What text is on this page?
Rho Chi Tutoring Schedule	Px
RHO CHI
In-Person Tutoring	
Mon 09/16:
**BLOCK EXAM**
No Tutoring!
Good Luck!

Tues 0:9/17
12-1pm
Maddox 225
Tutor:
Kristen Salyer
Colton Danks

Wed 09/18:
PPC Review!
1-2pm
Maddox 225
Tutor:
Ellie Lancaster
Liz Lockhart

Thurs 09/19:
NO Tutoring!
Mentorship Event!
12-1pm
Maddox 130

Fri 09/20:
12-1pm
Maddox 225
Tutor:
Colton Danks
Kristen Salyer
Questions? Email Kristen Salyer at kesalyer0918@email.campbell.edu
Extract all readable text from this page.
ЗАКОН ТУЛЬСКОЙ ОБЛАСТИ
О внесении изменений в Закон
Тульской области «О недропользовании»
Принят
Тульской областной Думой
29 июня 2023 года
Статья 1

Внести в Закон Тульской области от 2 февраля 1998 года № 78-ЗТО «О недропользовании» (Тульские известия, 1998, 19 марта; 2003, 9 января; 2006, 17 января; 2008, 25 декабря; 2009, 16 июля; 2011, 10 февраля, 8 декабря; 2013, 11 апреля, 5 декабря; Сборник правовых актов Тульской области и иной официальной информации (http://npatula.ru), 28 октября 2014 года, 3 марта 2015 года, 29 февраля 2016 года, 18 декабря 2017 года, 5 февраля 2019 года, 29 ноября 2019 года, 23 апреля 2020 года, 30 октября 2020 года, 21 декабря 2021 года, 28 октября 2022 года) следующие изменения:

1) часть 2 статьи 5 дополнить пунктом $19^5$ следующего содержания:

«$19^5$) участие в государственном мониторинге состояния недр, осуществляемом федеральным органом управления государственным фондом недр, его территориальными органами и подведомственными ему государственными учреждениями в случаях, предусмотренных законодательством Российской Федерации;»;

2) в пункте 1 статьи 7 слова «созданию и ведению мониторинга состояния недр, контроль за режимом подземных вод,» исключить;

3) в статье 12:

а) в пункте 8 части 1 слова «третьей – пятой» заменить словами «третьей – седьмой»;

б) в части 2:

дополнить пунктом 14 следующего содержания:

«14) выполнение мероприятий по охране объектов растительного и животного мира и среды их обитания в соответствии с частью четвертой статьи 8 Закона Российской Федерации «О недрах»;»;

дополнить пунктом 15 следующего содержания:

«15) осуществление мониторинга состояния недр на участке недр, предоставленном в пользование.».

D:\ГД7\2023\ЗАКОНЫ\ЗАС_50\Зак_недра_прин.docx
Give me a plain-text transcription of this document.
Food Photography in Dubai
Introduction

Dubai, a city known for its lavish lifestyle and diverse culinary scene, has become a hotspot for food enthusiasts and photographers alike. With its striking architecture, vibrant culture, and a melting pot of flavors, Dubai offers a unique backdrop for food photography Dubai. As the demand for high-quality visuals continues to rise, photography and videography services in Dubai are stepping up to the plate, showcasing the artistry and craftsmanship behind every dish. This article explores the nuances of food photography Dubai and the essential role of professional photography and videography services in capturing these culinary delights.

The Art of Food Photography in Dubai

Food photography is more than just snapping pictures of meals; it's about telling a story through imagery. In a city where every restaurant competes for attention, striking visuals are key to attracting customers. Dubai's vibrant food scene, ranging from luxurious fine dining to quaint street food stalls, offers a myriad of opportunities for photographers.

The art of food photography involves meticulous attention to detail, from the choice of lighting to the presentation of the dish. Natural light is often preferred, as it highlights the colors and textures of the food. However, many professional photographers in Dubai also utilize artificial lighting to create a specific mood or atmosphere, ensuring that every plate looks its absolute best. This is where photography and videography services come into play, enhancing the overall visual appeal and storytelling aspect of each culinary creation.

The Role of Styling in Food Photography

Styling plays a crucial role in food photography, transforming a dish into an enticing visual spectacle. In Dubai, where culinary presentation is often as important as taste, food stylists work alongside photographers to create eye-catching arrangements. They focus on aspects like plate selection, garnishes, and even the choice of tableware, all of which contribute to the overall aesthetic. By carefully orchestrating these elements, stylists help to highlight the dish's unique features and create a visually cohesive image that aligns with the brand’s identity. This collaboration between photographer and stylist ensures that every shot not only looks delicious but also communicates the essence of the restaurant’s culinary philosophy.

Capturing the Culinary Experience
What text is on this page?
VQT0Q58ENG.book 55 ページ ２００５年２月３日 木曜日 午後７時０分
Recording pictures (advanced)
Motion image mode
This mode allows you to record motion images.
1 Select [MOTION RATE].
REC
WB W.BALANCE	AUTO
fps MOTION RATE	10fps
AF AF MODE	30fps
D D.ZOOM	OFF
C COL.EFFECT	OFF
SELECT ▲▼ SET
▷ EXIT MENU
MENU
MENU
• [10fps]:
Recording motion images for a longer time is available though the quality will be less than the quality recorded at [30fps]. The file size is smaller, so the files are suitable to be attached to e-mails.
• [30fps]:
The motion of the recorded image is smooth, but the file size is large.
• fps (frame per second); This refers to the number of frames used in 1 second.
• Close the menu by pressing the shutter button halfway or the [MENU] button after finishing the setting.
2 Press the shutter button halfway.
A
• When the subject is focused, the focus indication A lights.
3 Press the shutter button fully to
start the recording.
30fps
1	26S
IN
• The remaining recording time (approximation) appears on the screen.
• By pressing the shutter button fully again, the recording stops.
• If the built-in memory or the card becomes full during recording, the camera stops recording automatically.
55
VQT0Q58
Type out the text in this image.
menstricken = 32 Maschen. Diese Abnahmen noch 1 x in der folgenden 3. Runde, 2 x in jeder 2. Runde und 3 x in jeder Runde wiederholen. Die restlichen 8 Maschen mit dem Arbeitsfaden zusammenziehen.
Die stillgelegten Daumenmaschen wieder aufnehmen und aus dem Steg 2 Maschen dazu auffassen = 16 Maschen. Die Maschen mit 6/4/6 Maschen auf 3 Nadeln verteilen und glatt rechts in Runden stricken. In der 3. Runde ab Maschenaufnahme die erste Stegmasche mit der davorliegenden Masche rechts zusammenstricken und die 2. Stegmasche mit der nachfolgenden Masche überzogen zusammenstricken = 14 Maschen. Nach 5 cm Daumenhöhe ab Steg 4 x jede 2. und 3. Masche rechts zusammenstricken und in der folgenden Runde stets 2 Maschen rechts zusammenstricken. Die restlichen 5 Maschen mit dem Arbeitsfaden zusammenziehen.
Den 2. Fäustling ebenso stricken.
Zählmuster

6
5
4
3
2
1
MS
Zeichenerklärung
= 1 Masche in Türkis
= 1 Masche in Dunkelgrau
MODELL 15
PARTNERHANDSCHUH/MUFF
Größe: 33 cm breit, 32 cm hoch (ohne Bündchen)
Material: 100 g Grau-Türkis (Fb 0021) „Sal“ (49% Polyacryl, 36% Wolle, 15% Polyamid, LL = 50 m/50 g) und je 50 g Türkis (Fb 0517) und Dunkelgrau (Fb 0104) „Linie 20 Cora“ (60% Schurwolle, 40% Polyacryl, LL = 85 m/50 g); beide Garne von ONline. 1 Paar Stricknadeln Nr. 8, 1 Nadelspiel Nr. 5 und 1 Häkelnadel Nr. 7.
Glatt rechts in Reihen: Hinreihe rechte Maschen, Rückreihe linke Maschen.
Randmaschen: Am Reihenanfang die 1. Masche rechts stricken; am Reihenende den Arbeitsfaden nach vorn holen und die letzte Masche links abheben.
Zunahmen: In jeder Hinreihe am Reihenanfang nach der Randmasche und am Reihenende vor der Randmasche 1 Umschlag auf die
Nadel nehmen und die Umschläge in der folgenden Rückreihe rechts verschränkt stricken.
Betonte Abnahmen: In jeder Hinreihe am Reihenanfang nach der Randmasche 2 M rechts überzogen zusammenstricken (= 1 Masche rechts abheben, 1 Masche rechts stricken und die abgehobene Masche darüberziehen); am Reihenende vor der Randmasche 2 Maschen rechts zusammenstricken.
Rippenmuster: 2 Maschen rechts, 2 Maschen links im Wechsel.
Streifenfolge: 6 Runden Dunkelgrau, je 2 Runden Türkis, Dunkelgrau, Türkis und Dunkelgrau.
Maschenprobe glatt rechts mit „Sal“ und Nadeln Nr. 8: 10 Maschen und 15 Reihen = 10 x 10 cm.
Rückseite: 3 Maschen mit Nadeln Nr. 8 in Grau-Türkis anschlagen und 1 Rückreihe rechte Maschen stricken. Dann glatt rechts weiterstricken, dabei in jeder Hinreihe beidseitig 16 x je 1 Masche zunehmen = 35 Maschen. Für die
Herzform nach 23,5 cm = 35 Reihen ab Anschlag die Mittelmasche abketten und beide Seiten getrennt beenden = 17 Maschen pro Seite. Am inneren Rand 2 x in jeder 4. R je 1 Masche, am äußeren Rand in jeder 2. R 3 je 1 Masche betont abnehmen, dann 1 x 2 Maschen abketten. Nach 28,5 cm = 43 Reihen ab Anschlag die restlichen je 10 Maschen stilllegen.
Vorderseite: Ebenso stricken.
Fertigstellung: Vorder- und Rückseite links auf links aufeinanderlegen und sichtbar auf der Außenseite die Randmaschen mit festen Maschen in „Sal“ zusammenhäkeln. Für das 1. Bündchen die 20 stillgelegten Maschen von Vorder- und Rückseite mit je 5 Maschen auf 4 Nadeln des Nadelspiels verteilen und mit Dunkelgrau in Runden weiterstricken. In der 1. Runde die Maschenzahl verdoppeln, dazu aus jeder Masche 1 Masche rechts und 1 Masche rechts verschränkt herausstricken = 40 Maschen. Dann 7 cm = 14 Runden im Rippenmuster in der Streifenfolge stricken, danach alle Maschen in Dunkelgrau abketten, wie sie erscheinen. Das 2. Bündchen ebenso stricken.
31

________________________

● **YOUR TASK**
Identify all lines where the word "Reihenende" shows up. Copy them.

● **RESULT**
Randmaschen: Am Reihenanfang die 1. Masche rechts stricken; am Reihenende den Arbeitsfaden nach vorn holen und die letzte Masche links abheben.
Zunahmen: In jeder Hinreihe am Reihenanfang nach der Randmasche und am Reihenende vor der Randmasche 1 Umschlag auf die
Betonte Abnahmen: In jeder Hinreihe am Reihenanfang nach der Randmasche 2 M rechts überzogen zusammenstricken (= 1 Masche rechts abheben, 1 Masche rechts stricken und die abgehobene Masche darüberziehen); am Reihenende vor der Randmasche 2 Maschen rechts zusammenstricken.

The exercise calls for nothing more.